Exercise task: Please return the full listing below without altering anything.

====================

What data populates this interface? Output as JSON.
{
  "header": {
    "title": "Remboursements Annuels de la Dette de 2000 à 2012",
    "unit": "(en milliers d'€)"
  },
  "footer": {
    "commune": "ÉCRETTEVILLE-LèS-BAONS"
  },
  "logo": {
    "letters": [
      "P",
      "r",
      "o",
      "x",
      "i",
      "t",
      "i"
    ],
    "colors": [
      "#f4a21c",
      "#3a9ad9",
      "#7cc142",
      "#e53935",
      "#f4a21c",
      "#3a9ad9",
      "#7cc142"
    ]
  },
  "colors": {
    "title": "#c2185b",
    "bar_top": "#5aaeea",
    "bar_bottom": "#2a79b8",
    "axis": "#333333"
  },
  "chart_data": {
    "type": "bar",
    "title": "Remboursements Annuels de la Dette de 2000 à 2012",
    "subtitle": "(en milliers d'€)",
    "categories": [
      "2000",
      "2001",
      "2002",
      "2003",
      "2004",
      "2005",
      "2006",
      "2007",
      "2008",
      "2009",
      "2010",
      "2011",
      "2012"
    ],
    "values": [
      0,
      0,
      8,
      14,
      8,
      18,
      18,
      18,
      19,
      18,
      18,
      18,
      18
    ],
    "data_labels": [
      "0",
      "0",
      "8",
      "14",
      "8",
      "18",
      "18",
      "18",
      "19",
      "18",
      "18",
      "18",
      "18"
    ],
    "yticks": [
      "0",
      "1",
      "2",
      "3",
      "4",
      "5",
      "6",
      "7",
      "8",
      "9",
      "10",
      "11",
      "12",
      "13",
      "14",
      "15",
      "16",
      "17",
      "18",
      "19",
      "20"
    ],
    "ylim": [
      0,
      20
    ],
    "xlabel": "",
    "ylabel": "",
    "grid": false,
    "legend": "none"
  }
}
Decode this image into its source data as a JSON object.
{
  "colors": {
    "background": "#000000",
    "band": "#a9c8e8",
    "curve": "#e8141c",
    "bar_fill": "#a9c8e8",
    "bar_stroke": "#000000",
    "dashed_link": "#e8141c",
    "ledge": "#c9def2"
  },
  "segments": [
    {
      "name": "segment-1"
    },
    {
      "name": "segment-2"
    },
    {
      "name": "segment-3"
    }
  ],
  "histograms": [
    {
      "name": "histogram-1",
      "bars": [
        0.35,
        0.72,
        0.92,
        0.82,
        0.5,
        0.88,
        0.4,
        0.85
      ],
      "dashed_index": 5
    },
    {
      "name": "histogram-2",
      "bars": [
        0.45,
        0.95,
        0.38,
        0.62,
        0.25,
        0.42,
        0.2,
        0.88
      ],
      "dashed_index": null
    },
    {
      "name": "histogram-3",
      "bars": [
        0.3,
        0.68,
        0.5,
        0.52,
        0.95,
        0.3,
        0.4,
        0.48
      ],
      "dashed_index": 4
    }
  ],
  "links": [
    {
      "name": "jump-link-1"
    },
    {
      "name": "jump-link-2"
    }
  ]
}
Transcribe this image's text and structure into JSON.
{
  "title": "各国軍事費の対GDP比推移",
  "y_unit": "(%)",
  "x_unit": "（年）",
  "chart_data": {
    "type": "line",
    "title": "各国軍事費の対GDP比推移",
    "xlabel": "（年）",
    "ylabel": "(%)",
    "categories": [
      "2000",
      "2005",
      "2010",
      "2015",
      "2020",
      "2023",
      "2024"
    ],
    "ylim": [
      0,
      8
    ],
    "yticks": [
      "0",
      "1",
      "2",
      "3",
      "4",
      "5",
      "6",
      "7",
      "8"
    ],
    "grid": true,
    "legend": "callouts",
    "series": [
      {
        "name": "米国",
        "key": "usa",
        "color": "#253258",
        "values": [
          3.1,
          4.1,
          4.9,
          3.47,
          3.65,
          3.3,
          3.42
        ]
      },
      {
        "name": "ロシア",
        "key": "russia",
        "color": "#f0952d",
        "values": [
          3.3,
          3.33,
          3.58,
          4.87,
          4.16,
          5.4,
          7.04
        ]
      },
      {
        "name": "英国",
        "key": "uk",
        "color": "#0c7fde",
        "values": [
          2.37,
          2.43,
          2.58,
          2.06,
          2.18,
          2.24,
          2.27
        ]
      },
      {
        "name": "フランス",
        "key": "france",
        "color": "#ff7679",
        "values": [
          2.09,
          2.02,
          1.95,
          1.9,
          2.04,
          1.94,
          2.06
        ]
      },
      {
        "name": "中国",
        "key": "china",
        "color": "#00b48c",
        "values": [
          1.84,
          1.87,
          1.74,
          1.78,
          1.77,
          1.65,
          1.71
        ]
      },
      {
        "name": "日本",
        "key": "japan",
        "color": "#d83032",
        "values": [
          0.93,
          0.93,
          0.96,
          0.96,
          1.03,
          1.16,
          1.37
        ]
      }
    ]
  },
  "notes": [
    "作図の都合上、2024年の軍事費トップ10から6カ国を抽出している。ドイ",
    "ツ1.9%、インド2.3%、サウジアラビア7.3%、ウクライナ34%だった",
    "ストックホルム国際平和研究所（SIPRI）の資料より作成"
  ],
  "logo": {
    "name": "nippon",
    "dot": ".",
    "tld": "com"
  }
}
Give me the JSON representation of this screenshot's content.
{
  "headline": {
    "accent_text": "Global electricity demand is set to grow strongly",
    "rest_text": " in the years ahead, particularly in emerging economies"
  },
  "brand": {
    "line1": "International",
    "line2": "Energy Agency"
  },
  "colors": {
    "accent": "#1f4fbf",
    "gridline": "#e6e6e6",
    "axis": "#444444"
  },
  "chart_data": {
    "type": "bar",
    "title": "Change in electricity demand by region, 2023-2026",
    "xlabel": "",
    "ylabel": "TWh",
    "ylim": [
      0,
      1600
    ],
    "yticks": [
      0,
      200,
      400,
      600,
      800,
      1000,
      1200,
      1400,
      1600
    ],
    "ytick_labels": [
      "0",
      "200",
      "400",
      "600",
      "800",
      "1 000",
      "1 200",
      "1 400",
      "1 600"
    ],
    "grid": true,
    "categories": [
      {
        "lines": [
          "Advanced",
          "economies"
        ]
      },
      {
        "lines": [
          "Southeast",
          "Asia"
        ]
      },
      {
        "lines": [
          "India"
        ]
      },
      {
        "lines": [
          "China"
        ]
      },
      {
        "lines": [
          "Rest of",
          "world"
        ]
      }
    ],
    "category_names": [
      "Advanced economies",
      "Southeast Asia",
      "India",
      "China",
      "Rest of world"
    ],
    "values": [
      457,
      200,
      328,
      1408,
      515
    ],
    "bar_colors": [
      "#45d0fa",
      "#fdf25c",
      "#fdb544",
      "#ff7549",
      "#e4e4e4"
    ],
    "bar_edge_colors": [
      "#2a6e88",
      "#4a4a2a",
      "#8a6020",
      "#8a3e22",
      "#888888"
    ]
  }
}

====================

Output for this task:
What data populates this interface? Output as JSON.
{
  "header": {
    "title": "Remboursements Annuels de la Dette de 2000 à 2012",
    "unit": "(en milliers d'€)"
  },
  "footer": {
    "commune": "ÉCRETTEVILLE-LèS-BAONS"
  },
  "logo": {
    "letters": [
      "P",
      "r",
      "o",
      "x",
      "i",
      "t",
      "i"
    ],
    "colors": [
      "#f4a21c",
      "#3a9ad9",
      "#7cc142",
      "#e53935",
      "#f4a21c",
      "#3a9ad9",
      "#7cc142"
    ]
  },
  "colors": {
    "title": "#c2185b",
    "bar_top": "#5aaeea",
    "bar_bottom": "#2a79b8",
    "axis": "#333333"
  },
  "chart_data": {
    "type": "bar",
    "title": "Remboursements Annuels de la Dette de 2000 à 2012",
    "subtitle": "(en milliers d'€)",
    "categories": [
      "2000",
      "2001",
      "2002",
      "2003",
      "2004",
      "2005",
      "2006",
      "2007",
      "2008",
      "2009",
      "2010",
      "2011",
      "2012"
    ],
    "values": [
      0,
      0,
      8,
      14,
      8,
      18,
      18,
      18,
      19,
      18,
      18,
      18,
      18
    ],
    "data_labels": [
      "0",
      "0",
      "8",
      "14",
      "8",
      "18",
      "18",
      "18",
      "19",
      "18",
      "18",
      "18",
      "18"
    ],
    "yticks": [
      "0",
      "1",
      "2",
      "3",
      "4",
      "5",
      "6",
      "7",
      "8",
      "9",
      "10",
      "11",
      "12",
      "13",
      "14",
      "15",
      "16",
      "17",
      "18",
      "19",
      "20"
    ],
    "ylim": [
      0,
      20
    ],
    "xlabel": "",
    "ylabel": "",
    "grid": false,
    "legend": "none"
  }
}
Decode this image into its source data as a JSON object.
{
  "colors": {
    "background": "#000000",
    "band": "#a9c8e8",
    "curve": "#e8141c",
    "bar_fill": "#a9c8e8",
    "bar_stroke": "#000000",
    "dashed_link": "#e8141c",
    "ledge": "#c9def2"
  },
  "segments": [
    {
      "name": "segment-1"
    },
    {
      "name": "segment-2"
    },
    {
      "name": "segment-3"
    }
  ],
  "histograms": [
    {
      "name": "histogram-1",
      "bars": [
        0.35,
        0.72,
        0.92,
        0.82,
        0.5,
        0.88,
        0.4,
        0.85
      ],
      "dashed_index": 5
    },
    {
      "name": "histogram-2",
      "bars": [
        0.45,
        0.95,
        0.38,
        0.62,
        0.25,
        0.42,
        0.2,
        0.88
      ],
      "dashed_index": null
    },
    {
      "name": "histogram-3",
      "bars": [
        0.3,
        0.68,
        0.5,
        0.52,
        0.95,
        0.3,
        0.4,
        0.48
      ],
      "dashed_index": 4
    }
  ],
  "links": [
    {
      "name": "jump-link-1"
    },
    {
      "name": "jump-link-2"
    }
  ]
}
Transcribe this image's text and structure into JSON.
{
  "title": "各国軍事費の対GDP比推移",
  "y_unit": "(%)",
  "x_unit": "（年）",
  "chart_data": {
    "type": "line",
    "title": "各国軍事費の対GDP比推移",
    "xlabel": "（年）",
    "ylabel": "(%)",
    "categories": [
      "2000",
      "2005",
      "2010",
      "2015",
      "2020",
      "2023",
      "2024"
    ],
    "ylim": [
      0,
      8
    ],
    "yticks": [
      "0",
      "1",
      "2",
      "3",
      "4",
      "5",
      "6",
      "7",
      "8"
    ],
    "grid": true,
    "legend": "callouts",
    "series": [
      {
        "name": "米国",
        "key": "usa",
        "color": "#253258",
        "values": [
          3.1,
          4.1,
          4.9,
          3.47,
          3.65,
          3.3,
          3.42
        ]
      },
      {
        "name": "ロシア",
        "key": "russia",
        "color": "#f0952d",
        "values": [
          3.3,
          3.33,
          3.58,
          4.87,
          4.16,
          5.4,
          7.04
        ]
      },
      {
        "name": "英国",
        "key": "uk",
        "color": "#0c7fde",
        "values": [
          2.37,
          2.43,
          2.58,
          2.06,
          2.18,
          2.24,
          2.27
        ]
      },
      {
        "name": "フランス",
        "key": "france",
        "color": "#ff7679",
        "values": [
          2.09,
          2.02,
          1.95,
          1.9,
          2.04,
          1.94,
          2.06
        ]
      },
      {
        "name": "中国",
        "key": "china",
        "color": "#00b48c",
        "values": [
          1.84,
          1.87,
          1.74,
          1.78,
          1.77,
          1.65,
          1.71
        ]
      },
      {
        "name": "日本",
        "key": "japan",
        "color": "#d83032",
        "values": [
          0.93,
          0.93,
          0.96,
          0.96,
          1.03,
          1.16,
          1.37
        ]
      }
    ]
  },
  "notes": [
    "作図の都合上、2024年の軍事費トップ10から6カ国を抽出している。ドイ",
    "ツ1.9%、インド2.3%、サウジアラビア7.3%、ウクライナ34%だった",
    "ストックホルム国際平和研究所（SIPRI）の資料より作成"
  ],
  "logo": {
    "name": "nippon",
    "dot": ".",
    "tld": "com"
  }
}
Give me the JSON representation of this screenshot's content.
{
  "headline": {
    "accent_text": "Global electricity demand is set to grow strongly",
    "rest_text": " in the years ahead, particularly in emerging economies"
  },
  "brand": {
    "line1": "International",
    "line2": "Energy Agency"
  },
  "colors": {
    "accent": "#1f4fbf",
    "gridline": "#e6e6e6",
    "axis": "#444444"
  },
  "chart_data": {
    "type": "bar",
    "title": "Change in electricity demand by region, 2023-2026",
    "xlabel": "",
    "ylabel": "TWh",
    "ylim": [
      0,
      1600
    ],
    "yticks": [
      0,
      200,
      400,
      600,
      800,
      1000,
      1200,
      1400,
      1600
    ],
    "ytick_labels": [
      "0",
      "200",
      "400",
      "600",
      "800",
      "1 000",
      "1 200",
      "1 400",
      "1 600"
    ],
    "grid": true,
    "categories": [
      {
        "lines": [
          "Advanced",
          "economies"
        ]
      },
      {
        "lines": [
          "Southeast",
          "Asia"
        ]
      },
      {
        "lines": [
          "India"
        ]
      },
      {
        "lines": [
          "China"
        ]
      },
      {
        "lines": [
          "Rest of",
          "world"
        ]
      }
    ],
    "category_names": [
      "Advanced economies",
      "Southeast Asia",
      "India",
      "China",
      "Rest of world"
    ],
    "values": [
      457,
      200,
      328,
      1408,
      515
    ],
    "bar_colors": [
      "#45d0fa",
      "#fdf25c",
      "#fdb544",
      "#ff7549",
      "#e4e4e4"
    ],
    "bar_edge_colors": [
      "#2a6e88",
      "#4a4a2a",
      "#8a6020",
      "#8a3e22",
      "#888888"
    ]
  }
}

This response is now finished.